**Material for this task**:
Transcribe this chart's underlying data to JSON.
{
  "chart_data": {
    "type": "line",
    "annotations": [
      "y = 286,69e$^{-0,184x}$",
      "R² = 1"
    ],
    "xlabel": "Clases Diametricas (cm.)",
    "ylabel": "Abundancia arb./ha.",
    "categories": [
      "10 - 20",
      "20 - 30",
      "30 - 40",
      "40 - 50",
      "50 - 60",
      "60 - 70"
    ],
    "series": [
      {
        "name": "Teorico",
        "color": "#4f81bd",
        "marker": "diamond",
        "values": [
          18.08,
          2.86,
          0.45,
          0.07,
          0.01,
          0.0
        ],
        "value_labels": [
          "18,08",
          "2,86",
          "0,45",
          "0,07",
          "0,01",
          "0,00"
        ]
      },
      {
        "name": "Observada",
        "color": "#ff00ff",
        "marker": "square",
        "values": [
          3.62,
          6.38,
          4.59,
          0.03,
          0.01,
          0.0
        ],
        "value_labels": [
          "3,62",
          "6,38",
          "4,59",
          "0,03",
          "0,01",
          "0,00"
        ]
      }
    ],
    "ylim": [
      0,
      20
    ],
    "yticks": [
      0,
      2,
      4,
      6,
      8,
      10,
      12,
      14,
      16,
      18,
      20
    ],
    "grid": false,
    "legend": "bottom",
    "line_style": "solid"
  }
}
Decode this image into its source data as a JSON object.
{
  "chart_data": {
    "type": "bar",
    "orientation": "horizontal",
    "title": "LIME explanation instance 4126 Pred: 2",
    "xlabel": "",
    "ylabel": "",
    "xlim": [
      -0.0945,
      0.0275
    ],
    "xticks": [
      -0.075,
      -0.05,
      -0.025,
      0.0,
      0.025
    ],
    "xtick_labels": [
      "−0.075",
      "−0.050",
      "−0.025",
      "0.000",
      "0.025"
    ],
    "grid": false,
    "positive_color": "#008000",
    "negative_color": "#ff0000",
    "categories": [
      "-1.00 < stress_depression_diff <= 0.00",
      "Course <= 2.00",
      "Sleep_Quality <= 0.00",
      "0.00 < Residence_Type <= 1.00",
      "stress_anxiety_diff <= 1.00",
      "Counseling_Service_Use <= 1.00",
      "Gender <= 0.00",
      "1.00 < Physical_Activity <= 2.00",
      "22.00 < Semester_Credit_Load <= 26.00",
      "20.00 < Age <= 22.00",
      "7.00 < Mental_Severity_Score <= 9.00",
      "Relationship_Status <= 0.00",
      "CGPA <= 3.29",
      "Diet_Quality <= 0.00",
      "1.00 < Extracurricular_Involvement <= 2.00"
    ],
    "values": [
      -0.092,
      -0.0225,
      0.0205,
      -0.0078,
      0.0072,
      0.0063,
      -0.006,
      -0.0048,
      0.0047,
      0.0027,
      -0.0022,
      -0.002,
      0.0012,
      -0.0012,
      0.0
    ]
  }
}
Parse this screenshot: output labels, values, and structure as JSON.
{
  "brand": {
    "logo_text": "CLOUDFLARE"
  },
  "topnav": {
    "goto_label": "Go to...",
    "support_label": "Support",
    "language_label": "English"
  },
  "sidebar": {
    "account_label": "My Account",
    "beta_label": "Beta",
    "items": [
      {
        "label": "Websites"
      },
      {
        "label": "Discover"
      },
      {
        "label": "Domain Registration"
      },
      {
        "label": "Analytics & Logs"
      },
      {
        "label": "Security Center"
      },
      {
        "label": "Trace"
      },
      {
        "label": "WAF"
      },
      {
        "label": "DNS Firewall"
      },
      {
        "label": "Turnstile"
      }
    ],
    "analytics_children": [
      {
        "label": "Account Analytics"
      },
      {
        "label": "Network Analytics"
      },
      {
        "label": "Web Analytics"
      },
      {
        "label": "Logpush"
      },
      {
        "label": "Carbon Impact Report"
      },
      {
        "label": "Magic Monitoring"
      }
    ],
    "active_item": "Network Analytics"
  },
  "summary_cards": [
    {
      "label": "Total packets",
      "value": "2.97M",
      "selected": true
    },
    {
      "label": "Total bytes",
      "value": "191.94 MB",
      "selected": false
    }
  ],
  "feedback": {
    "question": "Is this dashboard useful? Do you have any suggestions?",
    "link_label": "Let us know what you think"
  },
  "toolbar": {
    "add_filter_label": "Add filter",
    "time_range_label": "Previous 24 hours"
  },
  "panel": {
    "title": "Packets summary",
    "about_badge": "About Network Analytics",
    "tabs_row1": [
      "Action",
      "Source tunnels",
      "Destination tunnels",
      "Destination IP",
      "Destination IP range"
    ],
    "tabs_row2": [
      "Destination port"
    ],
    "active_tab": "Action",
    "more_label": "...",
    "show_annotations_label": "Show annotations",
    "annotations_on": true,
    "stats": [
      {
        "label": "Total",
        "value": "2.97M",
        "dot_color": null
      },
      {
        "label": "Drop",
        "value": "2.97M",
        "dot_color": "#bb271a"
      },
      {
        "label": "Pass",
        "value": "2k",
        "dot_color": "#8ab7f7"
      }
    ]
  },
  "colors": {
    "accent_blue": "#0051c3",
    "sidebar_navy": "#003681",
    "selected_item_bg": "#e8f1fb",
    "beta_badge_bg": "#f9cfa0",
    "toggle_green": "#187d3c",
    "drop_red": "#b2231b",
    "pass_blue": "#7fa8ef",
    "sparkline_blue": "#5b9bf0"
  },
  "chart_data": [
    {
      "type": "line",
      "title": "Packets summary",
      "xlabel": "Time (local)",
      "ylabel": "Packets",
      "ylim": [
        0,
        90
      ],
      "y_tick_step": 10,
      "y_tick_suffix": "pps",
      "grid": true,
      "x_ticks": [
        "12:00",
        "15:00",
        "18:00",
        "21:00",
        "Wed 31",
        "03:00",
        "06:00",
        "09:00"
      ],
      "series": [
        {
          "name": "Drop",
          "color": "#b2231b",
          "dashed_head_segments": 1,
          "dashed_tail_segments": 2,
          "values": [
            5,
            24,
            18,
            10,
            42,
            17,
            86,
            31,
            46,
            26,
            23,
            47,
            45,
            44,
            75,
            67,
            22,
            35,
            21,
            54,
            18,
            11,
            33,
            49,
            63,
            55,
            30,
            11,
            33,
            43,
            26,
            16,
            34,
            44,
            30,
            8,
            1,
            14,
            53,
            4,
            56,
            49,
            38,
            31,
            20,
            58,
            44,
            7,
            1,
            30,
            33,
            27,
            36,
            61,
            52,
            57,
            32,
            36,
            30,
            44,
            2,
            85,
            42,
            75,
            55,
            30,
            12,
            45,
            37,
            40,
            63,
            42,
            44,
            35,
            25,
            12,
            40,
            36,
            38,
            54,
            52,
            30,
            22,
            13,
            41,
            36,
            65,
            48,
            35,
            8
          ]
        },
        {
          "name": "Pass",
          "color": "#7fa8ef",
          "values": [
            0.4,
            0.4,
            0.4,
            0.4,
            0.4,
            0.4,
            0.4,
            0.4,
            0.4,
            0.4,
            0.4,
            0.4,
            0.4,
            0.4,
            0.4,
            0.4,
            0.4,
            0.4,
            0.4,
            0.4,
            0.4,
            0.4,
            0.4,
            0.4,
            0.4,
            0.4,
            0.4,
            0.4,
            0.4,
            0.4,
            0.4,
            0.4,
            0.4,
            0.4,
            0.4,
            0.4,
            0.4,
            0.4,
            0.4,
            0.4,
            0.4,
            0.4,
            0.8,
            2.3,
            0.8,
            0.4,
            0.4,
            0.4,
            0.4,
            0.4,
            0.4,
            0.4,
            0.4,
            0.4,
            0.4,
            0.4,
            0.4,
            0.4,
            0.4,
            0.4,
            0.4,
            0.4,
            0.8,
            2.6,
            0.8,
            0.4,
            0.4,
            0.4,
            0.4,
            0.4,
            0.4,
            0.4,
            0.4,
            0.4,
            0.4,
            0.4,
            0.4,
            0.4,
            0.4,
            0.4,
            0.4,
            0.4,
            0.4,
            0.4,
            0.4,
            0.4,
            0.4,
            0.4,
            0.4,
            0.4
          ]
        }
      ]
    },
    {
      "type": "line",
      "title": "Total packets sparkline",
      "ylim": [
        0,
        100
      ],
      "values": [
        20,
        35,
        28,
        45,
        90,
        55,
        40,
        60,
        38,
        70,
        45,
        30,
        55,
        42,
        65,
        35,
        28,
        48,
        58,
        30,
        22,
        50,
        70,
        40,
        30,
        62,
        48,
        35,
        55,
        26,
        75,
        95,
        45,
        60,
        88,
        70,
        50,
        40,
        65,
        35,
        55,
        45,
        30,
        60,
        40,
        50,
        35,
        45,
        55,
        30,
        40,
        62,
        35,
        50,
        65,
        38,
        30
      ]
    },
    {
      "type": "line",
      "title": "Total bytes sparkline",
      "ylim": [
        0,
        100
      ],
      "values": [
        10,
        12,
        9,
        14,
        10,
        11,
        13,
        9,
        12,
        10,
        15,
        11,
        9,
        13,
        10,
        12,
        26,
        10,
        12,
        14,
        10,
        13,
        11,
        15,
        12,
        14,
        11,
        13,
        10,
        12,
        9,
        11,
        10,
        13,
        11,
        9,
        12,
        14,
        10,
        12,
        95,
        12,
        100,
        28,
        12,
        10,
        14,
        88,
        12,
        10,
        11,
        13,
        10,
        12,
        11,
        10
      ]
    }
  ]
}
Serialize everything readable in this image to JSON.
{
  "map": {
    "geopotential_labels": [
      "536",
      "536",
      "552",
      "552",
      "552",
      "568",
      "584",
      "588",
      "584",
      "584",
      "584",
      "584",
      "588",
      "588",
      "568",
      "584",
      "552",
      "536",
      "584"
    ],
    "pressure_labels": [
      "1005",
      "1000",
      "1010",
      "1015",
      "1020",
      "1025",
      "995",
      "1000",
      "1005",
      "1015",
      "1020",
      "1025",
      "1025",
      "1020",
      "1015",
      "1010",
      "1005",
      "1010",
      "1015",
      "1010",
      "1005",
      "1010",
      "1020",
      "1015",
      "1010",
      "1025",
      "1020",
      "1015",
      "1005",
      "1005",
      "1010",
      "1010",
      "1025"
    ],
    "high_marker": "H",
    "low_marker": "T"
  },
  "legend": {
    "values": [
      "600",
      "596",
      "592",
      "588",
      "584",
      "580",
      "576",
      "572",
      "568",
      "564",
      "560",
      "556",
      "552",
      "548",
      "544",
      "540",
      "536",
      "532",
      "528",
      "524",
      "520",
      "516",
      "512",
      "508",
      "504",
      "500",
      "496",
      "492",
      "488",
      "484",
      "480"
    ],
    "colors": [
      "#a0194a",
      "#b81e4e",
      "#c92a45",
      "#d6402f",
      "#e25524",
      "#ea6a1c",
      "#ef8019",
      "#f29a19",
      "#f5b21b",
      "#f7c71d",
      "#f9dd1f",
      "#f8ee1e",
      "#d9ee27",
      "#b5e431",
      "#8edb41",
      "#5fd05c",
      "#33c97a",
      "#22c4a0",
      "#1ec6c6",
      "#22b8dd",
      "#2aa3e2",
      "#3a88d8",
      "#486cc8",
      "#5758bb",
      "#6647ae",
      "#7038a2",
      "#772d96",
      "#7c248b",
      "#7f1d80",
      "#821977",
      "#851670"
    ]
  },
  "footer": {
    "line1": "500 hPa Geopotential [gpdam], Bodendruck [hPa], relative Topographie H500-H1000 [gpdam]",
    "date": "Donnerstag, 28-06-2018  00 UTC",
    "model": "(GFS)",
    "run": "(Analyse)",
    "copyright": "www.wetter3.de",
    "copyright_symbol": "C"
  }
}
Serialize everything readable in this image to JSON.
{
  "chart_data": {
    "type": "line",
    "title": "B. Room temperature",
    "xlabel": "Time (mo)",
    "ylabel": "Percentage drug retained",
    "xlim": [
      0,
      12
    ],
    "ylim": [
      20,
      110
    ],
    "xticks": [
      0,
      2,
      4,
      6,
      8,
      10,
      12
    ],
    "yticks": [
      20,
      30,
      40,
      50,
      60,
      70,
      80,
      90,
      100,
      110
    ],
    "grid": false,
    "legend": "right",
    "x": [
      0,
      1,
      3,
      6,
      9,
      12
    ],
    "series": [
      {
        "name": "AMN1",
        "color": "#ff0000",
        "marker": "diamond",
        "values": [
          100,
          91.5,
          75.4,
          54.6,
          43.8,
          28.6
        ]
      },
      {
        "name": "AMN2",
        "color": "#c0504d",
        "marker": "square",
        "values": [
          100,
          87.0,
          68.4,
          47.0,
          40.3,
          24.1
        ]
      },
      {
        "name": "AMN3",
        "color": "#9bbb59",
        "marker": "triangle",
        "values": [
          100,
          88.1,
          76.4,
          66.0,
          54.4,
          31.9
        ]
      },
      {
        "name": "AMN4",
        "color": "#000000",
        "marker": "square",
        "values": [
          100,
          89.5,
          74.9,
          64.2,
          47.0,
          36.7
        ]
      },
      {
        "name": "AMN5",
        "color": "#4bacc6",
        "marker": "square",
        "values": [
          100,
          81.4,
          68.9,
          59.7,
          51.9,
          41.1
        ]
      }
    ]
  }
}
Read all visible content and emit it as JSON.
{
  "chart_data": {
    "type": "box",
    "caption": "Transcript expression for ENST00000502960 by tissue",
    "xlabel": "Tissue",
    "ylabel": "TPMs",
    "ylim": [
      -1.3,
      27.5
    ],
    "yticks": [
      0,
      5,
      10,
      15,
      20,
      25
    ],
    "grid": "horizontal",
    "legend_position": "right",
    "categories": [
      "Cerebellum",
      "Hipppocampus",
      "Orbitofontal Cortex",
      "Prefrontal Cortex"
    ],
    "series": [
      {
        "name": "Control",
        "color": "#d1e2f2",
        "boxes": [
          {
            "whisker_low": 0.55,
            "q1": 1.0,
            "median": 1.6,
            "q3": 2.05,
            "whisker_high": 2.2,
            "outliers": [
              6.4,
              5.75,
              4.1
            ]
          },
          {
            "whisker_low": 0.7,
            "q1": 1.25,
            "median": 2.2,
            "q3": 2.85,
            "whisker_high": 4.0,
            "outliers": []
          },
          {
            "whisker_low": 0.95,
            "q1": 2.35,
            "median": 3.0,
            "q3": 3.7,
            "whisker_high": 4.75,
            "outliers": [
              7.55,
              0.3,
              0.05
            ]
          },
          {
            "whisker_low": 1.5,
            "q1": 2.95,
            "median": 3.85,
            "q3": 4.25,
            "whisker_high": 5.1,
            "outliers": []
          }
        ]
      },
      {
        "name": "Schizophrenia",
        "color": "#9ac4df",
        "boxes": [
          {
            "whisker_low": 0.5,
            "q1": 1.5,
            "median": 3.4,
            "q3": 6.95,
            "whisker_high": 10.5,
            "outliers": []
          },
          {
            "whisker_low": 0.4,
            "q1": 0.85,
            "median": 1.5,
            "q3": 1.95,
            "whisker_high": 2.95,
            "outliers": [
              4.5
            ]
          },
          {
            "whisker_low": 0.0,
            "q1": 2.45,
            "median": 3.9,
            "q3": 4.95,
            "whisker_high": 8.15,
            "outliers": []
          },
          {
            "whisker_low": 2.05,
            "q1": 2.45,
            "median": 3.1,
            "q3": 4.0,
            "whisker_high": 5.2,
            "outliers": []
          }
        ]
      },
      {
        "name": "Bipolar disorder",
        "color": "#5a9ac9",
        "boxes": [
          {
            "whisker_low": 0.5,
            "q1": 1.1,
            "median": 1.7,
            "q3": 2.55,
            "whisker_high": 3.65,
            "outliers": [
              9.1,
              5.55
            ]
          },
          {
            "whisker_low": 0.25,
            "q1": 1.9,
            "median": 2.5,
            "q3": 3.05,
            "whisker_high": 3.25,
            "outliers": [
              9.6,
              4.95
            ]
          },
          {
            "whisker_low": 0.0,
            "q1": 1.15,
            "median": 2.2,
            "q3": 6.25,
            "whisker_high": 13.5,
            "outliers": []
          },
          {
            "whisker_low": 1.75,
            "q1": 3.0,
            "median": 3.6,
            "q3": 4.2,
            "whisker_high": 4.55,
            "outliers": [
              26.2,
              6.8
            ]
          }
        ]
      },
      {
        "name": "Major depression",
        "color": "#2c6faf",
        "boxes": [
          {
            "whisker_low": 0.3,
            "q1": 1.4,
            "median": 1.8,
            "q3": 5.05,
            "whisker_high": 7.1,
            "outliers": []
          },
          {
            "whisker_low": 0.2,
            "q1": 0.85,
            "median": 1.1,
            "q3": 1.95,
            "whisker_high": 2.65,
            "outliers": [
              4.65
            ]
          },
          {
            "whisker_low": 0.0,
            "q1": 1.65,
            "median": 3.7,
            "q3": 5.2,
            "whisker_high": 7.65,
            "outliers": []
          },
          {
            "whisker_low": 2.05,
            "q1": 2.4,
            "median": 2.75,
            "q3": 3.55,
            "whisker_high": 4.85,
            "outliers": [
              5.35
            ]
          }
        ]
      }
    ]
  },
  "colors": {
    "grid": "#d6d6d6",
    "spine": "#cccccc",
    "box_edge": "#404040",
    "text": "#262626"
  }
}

**Job**:
Scan the listing above. Collect all lines with the word "bytes".

**Full output**:
      "label": "Total bytes",
      "title": "Total bytes sparkline",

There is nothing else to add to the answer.